• Stored rows:
.....

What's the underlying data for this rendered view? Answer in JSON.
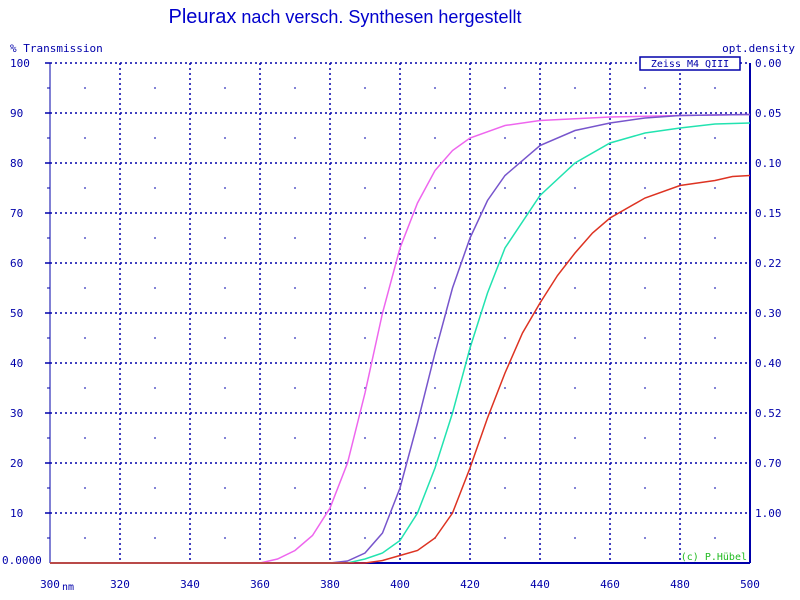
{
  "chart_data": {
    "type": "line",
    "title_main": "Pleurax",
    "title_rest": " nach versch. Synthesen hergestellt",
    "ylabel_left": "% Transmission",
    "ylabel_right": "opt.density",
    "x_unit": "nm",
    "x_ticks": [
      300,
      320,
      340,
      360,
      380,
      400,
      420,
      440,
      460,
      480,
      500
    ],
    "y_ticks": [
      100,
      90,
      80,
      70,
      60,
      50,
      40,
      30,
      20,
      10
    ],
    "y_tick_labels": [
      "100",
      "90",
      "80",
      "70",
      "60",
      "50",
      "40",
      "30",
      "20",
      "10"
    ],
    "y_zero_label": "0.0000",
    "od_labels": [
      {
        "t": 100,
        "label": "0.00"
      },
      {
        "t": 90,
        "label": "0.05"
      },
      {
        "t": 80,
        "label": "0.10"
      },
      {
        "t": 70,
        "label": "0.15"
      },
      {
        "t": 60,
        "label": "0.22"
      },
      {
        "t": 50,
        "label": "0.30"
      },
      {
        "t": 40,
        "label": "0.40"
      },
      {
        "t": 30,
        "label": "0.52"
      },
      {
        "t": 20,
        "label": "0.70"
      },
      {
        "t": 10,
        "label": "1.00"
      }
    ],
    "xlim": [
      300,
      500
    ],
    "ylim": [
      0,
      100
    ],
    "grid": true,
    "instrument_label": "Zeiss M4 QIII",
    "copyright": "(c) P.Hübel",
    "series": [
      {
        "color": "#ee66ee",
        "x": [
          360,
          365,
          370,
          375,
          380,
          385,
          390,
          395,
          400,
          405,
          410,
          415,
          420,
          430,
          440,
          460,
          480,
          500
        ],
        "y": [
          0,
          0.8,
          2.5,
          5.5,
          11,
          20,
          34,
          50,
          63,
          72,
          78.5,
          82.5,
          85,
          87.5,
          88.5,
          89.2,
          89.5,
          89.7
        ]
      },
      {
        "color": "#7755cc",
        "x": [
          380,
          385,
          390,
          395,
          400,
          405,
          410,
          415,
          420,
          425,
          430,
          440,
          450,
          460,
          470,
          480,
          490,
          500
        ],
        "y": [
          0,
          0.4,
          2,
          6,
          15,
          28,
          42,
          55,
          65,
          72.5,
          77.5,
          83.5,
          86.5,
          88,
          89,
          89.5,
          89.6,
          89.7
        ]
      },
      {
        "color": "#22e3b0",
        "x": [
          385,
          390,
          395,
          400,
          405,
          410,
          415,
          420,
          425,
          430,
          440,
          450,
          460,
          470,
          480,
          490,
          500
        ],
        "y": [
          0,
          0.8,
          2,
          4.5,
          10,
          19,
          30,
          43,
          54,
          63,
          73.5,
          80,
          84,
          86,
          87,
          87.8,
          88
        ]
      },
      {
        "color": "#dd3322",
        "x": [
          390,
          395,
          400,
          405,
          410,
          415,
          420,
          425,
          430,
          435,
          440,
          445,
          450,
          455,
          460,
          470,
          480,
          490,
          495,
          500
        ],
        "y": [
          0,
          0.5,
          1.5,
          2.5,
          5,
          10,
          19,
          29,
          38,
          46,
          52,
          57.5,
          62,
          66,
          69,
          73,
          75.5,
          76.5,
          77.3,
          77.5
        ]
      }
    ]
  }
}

.....

• To do: Transcribe the records verbatim and omit the images.

• Answer for this exercise:
What's the underlying data for this rendered view? Answer in JSON.
{
  "chart_data": {
    "type": "line",
    "title_main": "Pleurax",
    "title_rest": " nach versch. Synthesen hergestellt",
    "ylabel_left": "% Transmission",
    "ylabel_right": "opt.density",
    "x_unit": "nm",
    "x_ticks": [
      300,
      320,
      340,
      360,
      380,
      400,
      420,
      440,
      460,
      480,
      500
    ],
    "y_ticks": [
      100,
      90,
      80,
      70,
      60,
      50,
      40,
      30,
      20,
      10
    ],
    "y_tick_labels": [
      "100",
      "90",
      "80",
      "70",
      "60",
      "50",
      "40",
      "30",
      "20",
      "10"
    ],
    "y_zero_label": "0.0000",
    "od_labels": [
      {
        "t": 100,
        "label": "0.00"
      },
      {
        "t": 90,
        "label": "0.05"
      },
      {
        "t": 80,
        "label": "0.10"
      },
      {
        "t": 70,
        "label": "0.15"
      },
      {
        "t": 60,
        "label": "0.22"
      },
      {
        "t": 50,
        "label": "0.30"
      },
      {
        "t": 40,
        "label": "0.40"
      },
      {
        "t": 30,
        "label": "0.52"
      },
      {
        "t": 20,
        "label": "0.70"
      },
      {
        "t": 10,
        "label": "1.00"
      }
    ],
    "xlim": [
      300,
      500
    ],
    "ylim": [
      0,
      100
    ],
    "grid": true,
    "instrument_label": "Zeiss M4 QIII",
    "copyright": "(c) P.Hübel",
    "series": [
      {
        "color": "#ee66ee",
        "x": [
          360,
          365,
          370,
          375,
          380,
          385,
          390,
          395,
          400,
          405,
          410,
          415,
          420,
          430,
          440,
          460,
          480,
          500
        ],
        "y": [
          0,
          0.8,
          2.5,
          5.5,
          11,
          20,
          34,
          50,
          63,
          72,
          78.5,
          82.5,
          85,
          87.5,
          88.5,
          89.2,
          89.5,
          89.7
        ]
      },
      {
        "color": "#7755cc",
        "x": [
          380,
          385,
          390,
          395,
          400,
          405,
          410,
          415,
          420,
          425,
          430,
          440,
          450,
          460,
          470,
          480,
          490,
          500
        ],
        "y": [
          0,
          0.4,
          2,
          6,
          15,
          28,
          42,
          55,
          65,
          72.5,
          77.5,
          83.5,
          86.5,
          88,
          89,
          89.5,
          89.6,
          89.7
        ]
      },
      {
        "color": "#22e3b0",
        "x": [
          385,
          390,
          395,
          400,
          405,
          410,
          415,
          420,
          425,
          430,
          440,
          450,
          460,
          470,
          480,
          490,
          500
        ],
        "y": [
          0,
          0.8,
          2,
          4.5,
          10,
          19,
          30,
          43,
          54,
          63,
          73.5,
          80,
          84,
          86,
          87,
          87.8,
          88
        ]
      },
      {
        "color": "#dd3322",
        "x": [
          390,
          395,
          400,
          405,
          410,
          415,
          420,
          425,
          430,
          435,
          440,
          445,
          450,
          455,
          460,
          470,
          480,
          490,
          495,
          500
        ],
        "y": [
          0,
          0.5,
          1.5,
          2.5,
          5,
          10,
          19,
          29,
          38,
          46,
          52,
          57.5,
          62,
          66,
          69,
          73,
          75.5,
          76.5,
          77.3,
          77.5
        ]
      }
    ]
  }
}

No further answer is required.